Written problem
Give the number of lines containing "index" in this listing, with no other words.

═════ Provided records

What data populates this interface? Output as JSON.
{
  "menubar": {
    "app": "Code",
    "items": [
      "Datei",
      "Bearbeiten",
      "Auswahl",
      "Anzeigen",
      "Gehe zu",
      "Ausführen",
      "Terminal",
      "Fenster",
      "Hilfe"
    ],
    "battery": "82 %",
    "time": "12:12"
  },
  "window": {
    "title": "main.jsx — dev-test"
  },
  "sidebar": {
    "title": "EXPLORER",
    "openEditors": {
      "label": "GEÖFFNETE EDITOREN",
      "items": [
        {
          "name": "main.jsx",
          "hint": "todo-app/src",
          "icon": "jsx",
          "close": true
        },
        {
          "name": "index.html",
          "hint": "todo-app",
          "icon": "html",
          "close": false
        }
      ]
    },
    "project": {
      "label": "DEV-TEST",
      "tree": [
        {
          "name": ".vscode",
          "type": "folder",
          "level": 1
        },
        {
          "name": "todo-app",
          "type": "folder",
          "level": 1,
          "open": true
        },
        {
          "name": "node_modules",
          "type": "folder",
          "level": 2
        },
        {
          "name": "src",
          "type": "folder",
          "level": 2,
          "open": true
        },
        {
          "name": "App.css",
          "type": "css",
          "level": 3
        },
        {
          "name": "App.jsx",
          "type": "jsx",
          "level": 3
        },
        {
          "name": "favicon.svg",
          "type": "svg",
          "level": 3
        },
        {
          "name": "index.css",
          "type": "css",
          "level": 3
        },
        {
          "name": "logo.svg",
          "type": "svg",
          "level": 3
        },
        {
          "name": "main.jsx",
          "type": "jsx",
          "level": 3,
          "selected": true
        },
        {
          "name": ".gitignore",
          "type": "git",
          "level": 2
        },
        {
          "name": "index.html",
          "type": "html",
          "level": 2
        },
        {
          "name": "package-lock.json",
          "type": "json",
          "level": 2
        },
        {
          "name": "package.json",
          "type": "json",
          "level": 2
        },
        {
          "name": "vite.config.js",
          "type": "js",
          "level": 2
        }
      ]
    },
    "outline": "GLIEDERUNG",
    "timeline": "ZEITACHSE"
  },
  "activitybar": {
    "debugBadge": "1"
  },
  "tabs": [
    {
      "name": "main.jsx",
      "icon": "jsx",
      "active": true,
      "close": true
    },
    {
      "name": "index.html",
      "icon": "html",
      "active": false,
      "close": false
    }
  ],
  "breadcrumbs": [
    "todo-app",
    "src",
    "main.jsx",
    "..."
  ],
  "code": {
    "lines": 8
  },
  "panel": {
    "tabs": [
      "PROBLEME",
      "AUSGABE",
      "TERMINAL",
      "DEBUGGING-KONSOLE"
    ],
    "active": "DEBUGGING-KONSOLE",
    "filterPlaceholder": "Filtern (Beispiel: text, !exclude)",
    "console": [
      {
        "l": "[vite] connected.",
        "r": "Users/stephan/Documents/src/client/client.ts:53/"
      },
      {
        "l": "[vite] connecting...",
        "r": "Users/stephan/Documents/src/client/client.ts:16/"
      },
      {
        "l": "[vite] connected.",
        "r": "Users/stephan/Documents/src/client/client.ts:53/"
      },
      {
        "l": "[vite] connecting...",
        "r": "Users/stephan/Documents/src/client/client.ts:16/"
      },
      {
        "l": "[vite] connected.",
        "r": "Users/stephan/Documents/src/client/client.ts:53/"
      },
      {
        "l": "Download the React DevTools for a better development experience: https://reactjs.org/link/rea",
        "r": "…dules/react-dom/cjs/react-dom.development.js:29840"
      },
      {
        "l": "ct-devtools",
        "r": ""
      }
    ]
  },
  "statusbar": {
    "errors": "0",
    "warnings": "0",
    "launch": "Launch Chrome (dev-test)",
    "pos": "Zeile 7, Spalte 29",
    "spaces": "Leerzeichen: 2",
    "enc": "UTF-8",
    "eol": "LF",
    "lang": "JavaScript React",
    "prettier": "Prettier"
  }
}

══════════

The response
4